─── Rows ───

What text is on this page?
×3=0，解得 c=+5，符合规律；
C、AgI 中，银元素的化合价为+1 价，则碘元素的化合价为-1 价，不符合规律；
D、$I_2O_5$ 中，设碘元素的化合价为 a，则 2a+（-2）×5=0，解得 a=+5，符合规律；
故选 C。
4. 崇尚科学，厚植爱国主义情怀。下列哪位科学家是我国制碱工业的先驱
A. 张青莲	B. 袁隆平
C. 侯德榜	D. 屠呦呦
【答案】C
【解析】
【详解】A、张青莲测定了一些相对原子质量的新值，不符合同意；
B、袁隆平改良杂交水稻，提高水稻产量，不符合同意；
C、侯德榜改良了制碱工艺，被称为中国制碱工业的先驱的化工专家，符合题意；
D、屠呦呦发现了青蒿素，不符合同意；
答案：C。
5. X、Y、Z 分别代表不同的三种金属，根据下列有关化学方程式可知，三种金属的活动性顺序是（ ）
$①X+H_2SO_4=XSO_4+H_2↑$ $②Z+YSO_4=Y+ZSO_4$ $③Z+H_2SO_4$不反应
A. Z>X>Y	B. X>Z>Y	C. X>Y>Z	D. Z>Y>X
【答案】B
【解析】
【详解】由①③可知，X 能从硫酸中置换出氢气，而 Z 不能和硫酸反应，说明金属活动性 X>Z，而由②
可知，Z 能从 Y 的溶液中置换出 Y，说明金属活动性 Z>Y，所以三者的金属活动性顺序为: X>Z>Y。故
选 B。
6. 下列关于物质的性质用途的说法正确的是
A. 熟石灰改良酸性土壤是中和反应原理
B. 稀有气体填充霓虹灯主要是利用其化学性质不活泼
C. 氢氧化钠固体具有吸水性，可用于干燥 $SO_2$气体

───
─── Rows ───

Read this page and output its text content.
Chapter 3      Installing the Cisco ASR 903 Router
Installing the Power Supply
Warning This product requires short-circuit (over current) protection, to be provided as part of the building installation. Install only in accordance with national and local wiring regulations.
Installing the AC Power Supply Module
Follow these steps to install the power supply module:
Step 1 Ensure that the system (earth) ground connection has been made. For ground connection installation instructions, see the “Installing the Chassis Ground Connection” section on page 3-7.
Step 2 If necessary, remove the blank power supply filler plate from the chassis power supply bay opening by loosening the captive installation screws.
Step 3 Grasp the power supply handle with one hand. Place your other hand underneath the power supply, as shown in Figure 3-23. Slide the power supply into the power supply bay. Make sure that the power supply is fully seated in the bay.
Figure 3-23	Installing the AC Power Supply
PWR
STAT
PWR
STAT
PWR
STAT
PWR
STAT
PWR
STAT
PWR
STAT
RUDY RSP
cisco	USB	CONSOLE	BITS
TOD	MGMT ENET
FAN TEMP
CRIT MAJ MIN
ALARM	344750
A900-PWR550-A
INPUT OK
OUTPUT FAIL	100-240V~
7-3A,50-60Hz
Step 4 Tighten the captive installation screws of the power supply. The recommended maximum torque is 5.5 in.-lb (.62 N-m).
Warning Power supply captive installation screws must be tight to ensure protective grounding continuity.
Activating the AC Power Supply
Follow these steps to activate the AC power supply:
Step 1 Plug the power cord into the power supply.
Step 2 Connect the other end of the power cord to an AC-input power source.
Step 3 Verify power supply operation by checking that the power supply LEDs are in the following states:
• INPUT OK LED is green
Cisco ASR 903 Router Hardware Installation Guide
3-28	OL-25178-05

───

-- The problem --
Among the entries above, how many lines hold the string "不符合同意"? Respond with nothing but the number.

-- Worked solution --
3